- **Requirements**
Extract all lines in the data that contain the word "aver".

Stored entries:

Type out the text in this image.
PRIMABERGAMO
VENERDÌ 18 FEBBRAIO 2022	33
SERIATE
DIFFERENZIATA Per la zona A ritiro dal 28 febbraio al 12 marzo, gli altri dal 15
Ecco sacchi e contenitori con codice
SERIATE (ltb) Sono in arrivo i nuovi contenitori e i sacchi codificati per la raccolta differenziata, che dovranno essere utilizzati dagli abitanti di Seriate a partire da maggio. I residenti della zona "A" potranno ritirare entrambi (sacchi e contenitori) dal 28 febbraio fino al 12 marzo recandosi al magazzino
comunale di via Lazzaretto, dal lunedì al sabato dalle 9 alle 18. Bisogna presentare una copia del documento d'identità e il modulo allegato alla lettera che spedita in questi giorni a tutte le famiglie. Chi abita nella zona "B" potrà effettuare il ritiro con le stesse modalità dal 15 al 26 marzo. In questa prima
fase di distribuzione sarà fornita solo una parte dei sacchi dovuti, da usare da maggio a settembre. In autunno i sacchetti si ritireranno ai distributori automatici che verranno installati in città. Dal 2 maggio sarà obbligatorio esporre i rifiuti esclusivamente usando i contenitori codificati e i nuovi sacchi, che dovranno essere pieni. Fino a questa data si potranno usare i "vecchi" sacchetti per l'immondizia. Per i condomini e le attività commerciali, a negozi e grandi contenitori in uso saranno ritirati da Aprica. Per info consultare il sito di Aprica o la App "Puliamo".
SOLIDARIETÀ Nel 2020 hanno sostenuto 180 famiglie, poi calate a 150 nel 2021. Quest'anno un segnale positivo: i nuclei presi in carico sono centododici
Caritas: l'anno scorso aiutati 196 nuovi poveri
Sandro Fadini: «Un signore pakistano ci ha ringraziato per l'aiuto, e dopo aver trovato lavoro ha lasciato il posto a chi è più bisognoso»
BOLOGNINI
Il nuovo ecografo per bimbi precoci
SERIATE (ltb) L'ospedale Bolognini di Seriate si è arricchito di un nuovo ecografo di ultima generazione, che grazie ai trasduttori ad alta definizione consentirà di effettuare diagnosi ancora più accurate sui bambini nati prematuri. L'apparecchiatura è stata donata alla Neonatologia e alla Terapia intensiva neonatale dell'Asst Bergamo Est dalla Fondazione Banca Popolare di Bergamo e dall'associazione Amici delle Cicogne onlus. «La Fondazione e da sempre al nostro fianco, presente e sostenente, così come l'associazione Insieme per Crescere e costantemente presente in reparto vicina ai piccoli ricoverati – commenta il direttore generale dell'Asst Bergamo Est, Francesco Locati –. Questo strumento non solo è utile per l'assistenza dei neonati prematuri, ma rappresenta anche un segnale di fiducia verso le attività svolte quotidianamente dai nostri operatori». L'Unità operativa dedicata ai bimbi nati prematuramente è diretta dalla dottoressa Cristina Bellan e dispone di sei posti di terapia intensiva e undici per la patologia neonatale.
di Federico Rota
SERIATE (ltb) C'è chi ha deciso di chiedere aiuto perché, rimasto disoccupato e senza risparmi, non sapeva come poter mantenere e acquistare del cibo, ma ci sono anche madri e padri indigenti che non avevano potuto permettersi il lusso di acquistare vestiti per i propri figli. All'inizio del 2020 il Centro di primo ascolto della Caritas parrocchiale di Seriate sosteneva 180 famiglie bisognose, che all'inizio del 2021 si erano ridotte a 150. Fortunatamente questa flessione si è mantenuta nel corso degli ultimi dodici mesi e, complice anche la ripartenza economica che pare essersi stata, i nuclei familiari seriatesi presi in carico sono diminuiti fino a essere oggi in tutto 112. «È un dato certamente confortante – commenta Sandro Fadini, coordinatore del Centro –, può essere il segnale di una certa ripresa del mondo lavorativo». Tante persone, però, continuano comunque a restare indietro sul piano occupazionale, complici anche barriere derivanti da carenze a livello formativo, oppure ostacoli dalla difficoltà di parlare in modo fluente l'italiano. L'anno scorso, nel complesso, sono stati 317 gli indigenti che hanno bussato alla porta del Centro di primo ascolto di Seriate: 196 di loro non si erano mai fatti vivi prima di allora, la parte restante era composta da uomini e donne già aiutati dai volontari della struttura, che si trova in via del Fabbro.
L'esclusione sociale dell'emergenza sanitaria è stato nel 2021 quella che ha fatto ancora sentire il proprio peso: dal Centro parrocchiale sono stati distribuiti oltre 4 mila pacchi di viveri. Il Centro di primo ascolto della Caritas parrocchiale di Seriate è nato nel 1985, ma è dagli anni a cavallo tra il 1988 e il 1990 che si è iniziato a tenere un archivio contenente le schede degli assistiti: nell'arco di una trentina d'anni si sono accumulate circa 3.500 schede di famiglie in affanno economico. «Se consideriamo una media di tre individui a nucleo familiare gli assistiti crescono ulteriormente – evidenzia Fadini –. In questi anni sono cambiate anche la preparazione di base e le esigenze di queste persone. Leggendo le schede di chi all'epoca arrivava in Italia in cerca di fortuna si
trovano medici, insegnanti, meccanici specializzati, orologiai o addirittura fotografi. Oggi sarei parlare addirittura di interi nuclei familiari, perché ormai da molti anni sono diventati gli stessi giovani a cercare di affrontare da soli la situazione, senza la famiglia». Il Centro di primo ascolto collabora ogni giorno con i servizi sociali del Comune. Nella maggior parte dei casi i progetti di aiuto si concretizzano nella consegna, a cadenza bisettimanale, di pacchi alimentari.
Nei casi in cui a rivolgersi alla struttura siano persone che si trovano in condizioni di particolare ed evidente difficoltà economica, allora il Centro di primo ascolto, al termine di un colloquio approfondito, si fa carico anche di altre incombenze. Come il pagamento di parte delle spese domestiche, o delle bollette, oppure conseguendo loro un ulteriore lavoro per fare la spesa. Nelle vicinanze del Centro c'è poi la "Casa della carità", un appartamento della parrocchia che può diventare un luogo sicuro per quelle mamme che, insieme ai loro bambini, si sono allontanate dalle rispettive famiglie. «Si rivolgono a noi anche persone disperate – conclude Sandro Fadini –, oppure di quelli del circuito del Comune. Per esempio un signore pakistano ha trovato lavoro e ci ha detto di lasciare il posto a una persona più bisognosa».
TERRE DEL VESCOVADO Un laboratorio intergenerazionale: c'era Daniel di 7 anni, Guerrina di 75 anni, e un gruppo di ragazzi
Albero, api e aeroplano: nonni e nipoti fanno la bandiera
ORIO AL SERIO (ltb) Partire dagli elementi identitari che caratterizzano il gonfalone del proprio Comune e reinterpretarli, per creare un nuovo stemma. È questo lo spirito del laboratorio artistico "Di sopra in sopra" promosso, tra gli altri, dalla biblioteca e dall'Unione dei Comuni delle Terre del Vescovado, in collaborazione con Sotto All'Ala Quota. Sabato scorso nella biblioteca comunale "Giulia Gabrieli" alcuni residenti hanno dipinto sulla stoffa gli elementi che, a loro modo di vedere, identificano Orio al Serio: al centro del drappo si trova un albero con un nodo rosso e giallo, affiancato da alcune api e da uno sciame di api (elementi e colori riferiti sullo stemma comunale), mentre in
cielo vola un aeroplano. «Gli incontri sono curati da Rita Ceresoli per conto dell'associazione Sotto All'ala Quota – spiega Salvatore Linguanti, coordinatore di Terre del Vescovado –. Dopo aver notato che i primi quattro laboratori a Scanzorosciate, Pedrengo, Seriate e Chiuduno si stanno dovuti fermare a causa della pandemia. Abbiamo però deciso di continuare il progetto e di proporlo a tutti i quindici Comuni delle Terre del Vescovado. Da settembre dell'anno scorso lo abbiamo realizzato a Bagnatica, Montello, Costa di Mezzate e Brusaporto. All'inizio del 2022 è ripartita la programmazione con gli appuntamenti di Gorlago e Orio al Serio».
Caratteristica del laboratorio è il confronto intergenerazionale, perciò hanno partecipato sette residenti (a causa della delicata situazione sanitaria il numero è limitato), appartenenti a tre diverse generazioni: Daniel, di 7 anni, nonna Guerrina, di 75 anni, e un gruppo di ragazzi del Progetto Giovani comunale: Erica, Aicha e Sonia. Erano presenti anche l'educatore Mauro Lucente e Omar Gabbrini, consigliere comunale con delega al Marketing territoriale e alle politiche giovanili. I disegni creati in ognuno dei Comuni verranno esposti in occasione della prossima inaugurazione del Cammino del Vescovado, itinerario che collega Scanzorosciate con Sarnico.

- **Exercise result**
Sandro Fadini: «Un signore pakistano ci ha ringraziato per l'aiuto, e dopo aver trovato lavoro ha lasciato il posto a chi è più bisognoso»
cielo vola un aeroplano. «Gli incontri sono curati da Rita Ceresoli per conto dell'associazione Sotto All'ala Quota – spiega Salvatore Linguanti, coordinatore di Terre del Vescovado –. Dopo aver notato che i primi quattro laboratori a Scanzorosciate, Pedrengo, Seriate e Chiuduno si stanno dovuti fermare a causa della pandemia. Abbiamo però deciso di continuare il progetto e di proporlo a tutti i quindici Comuni delle Terre del Vescovado. Da settembre dell'anno scorso lo abbiamo realizzato a Bagnatica, Montello, Costa di Mezzate e Brusaporto. All'inizio del 2022 è ripartita la programmazione con gli appuntamenti di Gorlago e Orio al Serio».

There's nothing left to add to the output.